Extracted data entries
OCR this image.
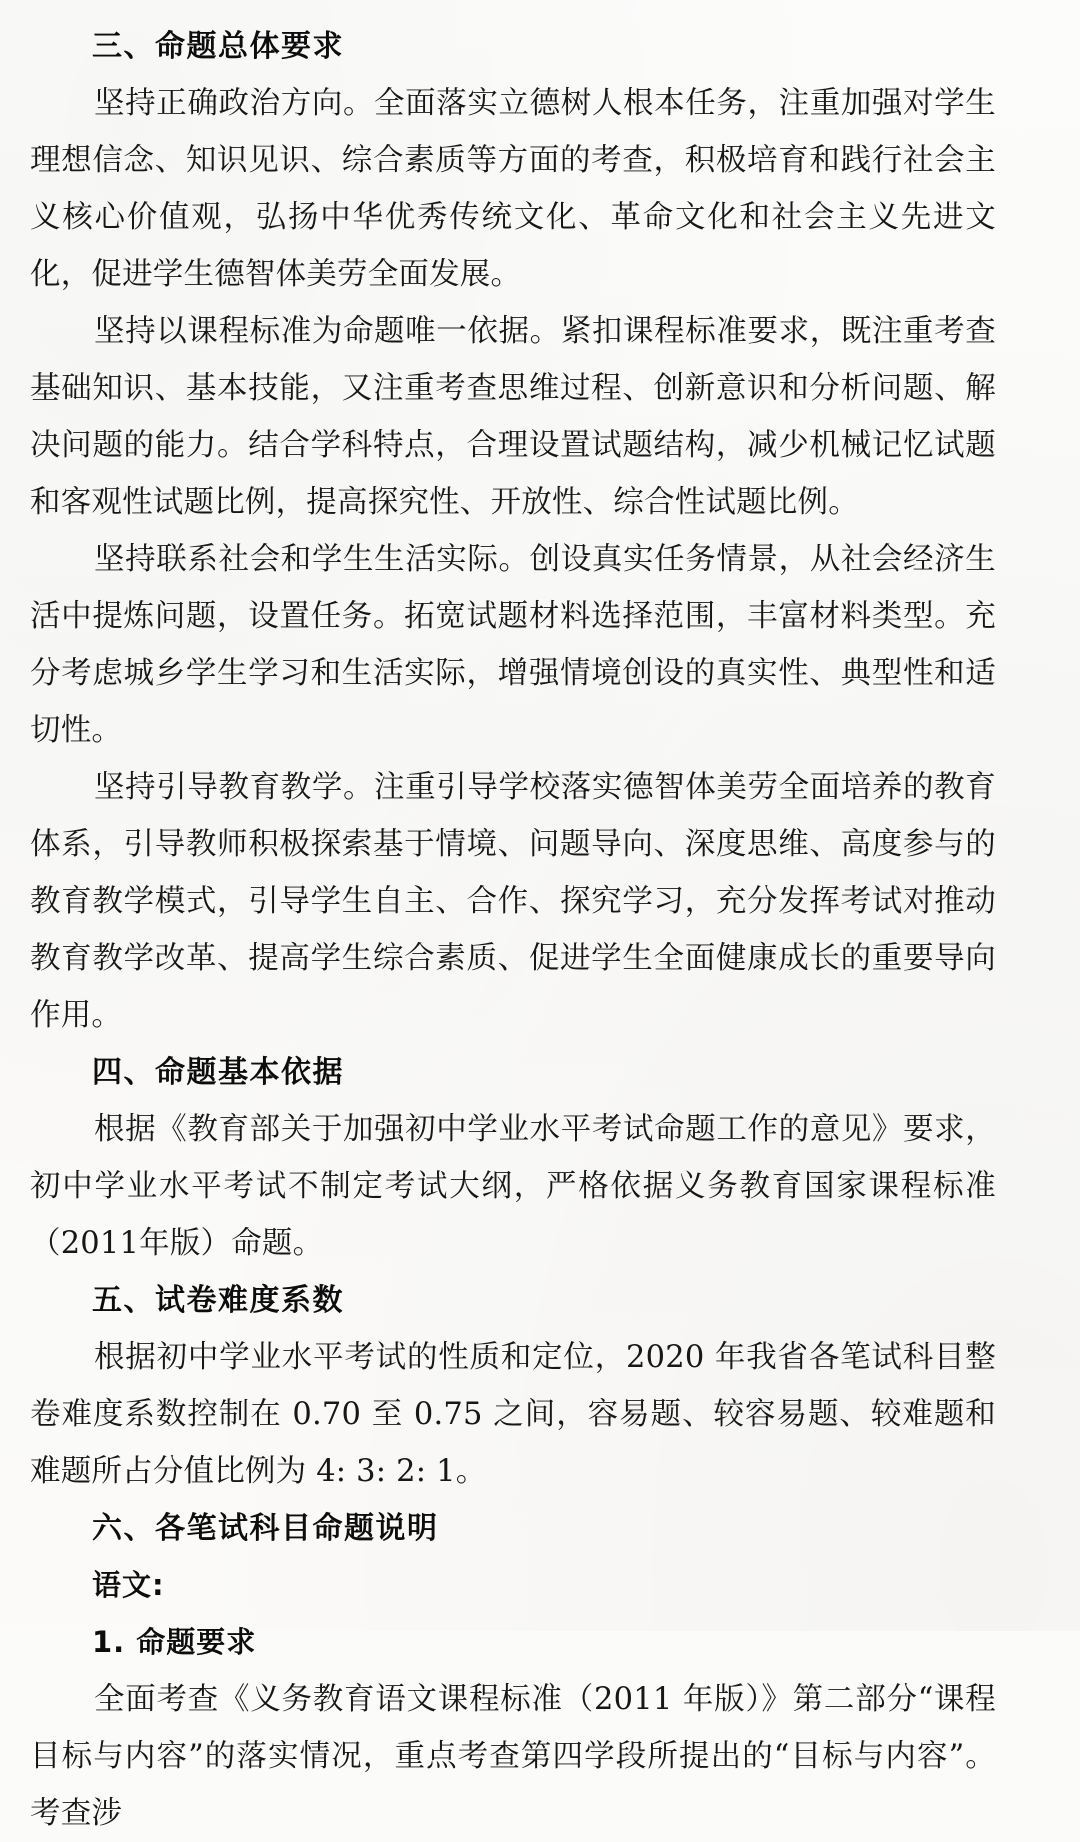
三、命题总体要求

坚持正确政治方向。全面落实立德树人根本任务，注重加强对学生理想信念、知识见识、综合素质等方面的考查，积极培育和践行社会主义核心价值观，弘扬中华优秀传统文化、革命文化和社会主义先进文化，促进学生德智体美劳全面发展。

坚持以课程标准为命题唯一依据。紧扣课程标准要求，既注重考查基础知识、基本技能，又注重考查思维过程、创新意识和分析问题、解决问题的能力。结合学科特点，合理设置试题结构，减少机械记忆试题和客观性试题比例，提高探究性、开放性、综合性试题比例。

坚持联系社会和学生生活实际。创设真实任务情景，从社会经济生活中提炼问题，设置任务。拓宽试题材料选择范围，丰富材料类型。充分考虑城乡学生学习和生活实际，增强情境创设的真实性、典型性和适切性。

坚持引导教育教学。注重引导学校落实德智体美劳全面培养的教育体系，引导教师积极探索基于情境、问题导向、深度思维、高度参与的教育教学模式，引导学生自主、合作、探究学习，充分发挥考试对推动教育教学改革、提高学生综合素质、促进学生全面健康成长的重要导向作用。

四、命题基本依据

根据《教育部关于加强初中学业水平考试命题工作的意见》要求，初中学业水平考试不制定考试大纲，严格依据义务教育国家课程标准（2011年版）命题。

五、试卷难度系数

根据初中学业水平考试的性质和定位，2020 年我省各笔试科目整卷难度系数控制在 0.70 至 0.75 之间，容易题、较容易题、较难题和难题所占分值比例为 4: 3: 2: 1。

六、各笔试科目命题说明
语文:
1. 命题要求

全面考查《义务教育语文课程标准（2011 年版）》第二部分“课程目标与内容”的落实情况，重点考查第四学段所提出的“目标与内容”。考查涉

PROBLEM TO WORK ON
Reproduce every entry word for word, but skip any pictures.

COMPLETED EXERCISE
OCR this image.
三、命题总体要求

坚持正确政治方向。全面落实立德树人根本任务，注重加强对学生理想信念、知识见识、综合素质等方面的考查，积极培育和践行社会主义核心价值观，弘扬中华优秀传统文化、革命文化和社会主义先进文化，促进学生德智体美劳全面发展。

坚持以课程标准为命题唯一依据。紧扣课程标准要求，既注重考查基础知识、基本技能，又注重考查思维过程、创新意识和分析问题、解决问题的能力。结合学科特点，合理设置试题结构，减少机械记忆试题和客观性试题比例，提高探究性、开放性、综合性试题比例。

坚持联系社会和学生生活实际。创设真实任务情景，从社会经济生活中提炼问题，设置任务。拓宽试题材料选择范围，丰富材料类型。充分考虑城乡学生学习和生活实际，增强情境创设的真实性、典型性和适切性。

坚持引导教育教学。注重引导学校落实德智体美劳全面培养的教育体系，引导教师积极探索基于情境、问题导向、深度思维、高度参与的教育教学模式，引导学生自主、合作、探究学习，充分发挥考试对推动教育教学改革、提高学生综合素质、促进学生全面健康成长的重要导向作用。

四、命题基本依据

根据《教育部关于加强初中学业水平考试命题工作的意见》要求，初中学业水平考试不制定考试大纲，严格依据义务教育国家课程标准（2011年版）命题。

五、试卷难度系数

根据初中学业水平考试的性质和定位，2020 年我省各笔试科目整卷难度系数控制在 0.70 至 0.75 之间，容易题、较容易题、较难题和难题所占分值比例为 4: 3: 2: 1。

六、各笔试科目命题说明
语文:
1. 命题要求

全面考查《义务教育语文课程标准（2011 年版）》第二部分“课程目标与内容”的落实情况，重点考查第四学段所提出的“目标与内容”。考查涉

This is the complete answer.